### Prompt
Filter the entries below, keeping every line that has the word "values".

### Data in this exercise
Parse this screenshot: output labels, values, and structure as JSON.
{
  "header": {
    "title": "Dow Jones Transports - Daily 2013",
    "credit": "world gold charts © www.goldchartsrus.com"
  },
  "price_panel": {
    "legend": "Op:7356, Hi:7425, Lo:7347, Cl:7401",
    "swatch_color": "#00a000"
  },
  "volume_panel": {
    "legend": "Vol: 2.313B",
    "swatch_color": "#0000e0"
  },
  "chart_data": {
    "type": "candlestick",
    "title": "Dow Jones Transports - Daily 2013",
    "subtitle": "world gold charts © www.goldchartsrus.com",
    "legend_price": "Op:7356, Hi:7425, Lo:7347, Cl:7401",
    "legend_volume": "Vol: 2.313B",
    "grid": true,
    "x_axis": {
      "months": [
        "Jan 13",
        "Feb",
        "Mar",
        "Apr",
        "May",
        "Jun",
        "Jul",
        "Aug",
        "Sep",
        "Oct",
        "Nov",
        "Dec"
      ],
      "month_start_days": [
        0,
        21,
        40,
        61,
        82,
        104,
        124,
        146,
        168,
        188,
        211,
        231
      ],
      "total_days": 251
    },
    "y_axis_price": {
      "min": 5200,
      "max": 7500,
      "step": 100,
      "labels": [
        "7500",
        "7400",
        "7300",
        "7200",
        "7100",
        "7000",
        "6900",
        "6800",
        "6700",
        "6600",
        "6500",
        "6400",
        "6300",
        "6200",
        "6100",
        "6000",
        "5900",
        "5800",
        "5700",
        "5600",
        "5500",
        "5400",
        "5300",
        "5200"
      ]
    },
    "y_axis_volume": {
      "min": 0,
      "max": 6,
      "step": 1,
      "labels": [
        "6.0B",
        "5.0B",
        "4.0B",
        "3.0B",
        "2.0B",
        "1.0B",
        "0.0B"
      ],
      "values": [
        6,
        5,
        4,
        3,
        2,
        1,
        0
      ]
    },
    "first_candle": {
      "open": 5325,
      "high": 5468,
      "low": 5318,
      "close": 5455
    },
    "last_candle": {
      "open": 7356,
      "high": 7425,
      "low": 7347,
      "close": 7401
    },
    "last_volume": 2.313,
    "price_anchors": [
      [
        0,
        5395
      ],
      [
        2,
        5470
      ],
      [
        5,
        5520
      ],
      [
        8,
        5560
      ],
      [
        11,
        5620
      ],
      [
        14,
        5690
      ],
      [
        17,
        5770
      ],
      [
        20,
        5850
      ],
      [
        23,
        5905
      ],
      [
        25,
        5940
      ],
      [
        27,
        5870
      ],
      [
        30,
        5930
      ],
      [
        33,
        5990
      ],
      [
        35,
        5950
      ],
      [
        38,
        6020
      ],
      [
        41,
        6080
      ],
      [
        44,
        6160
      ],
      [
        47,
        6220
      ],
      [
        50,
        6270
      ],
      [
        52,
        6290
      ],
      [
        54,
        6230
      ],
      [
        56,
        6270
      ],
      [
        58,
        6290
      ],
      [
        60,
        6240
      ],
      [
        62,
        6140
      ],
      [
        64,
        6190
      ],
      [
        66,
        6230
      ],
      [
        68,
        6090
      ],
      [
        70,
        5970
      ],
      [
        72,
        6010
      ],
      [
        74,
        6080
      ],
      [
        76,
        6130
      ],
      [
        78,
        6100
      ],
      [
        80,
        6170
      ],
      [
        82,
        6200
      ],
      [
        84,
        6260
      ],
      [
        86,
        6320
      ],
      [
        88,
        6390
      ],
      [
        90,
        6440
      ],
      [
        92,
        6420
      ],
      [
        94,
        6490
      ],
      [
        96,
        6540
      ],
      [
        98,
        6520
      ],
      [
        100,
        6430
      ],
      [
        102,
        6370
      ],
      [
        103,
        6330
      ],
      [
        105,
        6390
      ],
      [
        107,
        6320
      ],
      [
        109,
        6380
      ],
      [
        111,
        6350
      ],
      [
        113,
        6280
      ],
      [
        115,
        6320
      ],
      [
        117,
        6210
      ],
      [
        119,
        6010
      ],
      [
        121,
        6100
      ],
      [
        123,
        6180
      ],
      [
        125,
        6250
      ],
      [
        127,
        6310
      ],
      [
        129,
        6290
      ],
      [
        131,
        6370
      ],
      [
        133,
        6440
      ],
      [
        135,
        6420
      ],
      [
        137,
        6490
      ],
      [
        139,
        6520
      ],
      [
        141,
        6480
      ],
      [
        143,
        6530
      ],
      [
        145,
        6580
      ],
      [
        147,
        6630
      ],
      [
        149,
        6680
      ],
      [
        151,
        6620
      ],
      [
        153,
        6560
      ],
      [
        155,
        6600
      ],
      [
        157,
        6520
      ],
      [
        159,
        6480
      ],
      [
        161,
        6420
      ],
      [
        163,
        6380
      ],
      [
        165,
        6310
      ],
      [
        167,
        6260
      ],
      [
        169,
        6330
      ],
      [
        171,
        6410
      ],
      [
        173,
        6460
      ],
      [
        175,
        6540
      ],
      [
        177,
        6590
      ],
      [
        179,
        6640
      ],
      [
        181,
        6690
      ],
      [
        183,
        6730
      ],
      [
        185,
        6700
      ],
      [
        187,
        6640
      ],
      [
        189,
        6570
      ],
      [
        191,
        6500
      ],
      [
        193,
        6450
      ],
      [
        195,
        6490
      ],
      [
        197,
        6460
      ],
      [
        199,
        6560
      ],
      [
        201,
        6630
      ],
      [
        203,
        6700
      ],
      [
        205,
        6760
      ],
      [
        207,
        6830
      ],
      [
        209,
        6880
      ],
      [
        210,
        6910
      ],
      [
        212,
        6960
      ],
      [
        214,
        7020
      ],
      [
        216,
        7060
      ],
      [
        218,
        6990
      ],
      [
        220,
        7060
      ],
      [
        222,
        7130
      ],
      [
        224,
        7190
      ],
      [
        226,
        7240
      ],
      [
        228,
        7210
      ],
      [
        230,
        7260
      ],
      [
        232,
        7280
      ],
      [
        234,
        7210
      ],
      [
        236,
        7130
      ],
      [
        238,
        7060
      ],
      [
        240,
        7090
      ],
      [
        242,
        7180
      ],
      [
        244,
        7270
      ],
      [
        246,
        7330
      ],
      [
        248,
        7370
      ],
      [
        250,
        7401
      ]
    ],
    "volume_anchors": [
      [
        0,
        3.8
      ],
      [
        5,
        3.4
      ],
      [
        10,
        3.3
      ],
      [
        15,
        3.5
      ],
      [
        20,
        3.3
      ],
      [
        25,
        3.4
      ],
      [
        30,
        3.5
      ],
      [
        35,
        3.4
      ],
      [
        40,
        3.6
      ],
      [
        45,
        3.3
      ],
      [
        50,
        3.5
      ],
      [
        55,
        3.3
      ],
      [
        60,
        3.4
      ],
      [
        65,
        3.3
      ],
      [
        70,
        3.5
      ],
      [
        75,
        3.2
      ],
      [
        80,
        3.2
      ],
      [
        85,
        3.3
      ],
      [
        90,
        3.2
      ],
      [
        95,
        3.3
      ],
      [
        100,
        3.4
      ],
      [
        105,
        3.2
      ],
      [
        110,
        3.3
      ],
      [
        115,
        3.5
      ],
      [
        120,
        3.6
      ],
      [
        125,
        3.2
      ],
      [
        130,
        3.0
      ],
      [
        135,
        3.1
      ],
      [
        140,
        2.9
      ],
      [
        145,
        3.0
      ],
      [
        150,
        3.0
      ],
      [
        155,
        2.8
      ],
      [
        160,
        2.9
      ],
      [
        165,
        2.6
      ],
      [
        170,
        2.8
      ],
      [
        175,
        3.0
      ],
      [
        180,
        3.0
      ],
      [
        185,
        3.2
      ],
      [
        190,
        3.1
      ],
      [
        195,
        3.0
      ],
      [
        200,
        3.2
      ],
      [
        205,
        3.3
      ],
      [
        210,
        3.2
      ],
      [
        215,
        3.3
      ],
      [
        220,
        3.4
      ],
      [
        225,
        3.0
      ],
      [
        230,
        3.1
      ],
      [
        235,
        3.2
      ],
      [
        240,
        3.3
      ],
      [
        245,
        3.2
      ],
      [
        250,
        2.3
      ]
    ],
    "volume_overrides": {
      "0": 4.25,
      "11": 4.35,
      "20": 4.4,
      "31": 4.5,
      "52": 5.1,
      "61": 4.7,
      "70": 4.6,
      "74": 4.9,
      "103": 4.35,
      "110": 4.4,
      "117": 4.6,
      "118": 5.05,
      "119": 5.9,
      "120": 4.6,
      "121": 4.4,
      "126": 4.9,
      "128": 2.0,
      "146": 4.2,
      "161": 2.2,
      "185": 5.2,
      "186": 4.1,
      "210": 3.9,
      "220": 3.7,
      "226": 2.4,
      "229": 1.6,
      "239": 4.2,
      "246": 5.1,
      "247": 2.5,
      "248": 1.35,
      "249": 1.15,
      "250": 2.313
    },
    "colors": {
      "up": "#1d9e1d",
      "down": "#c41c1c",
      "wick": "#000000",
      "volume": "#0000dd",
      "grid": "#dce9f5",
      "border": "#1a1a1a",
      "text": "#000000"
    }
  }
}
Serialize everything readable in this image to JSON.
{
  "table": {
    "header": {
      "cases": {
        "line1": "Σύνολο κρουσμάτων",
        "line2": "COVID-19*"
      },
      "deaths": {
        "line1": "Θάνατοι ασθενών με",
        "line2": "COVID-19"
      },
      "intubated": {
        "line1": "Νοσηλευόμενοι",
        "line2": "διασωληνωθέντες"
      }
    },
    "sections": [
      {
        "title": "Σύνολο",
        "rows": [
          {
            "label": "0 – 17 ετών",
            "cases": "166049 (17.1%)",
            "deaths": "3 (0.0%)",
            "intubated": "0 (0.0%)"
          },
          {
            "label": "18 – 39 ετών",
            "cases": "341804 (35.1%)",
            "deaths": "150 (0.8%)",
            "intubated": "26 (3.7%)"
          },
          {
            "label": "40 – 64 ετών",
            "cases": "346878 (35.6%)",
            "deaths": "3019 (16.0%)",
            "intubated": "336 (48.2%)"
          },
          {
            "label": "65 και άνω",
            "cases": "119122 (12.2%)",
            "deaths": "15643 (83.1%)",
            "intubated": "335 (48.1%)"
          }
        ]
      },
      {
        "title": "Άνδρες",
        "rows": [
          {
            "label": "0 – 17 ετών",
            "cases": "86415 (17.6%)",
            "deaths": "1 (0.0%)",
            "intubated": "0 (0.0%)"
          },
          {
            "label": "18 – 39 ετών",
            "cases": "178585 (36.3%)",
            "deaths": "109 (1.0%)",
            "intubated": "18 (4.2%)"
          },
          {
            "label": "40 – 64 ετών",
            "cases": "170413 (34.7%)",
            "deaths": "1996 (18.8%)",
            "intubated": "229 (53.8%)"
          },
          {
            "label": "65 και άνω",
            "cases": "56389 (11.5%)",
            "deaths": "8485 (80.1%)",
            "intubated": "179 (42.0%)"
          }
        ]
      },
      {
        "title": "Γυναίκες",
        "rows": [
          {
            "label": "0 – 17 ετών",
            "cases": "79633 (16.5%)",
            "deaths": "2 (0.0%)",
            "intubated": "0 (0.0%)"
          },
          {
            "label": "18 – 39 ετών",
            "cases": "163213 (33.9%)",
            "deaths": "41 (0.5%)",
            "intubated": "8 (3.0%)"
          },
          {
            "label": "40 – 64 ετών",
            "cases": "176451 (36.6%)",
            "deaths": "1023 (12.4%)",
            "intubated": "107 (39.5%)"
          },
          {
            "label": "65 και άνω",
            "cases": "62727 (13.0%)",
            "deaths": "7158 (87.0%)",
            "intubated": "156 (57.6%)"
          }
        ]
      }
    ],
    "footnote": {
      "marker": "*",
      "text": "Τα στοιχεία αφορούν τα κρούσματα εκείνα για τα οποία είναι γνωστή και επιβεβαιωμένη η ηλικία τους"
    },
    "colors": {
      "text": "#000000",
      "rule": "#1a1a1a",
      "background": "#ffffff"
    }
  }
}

### Task answer
Parse this screenshot: output labels, values, and structure as JSON.
      "values": [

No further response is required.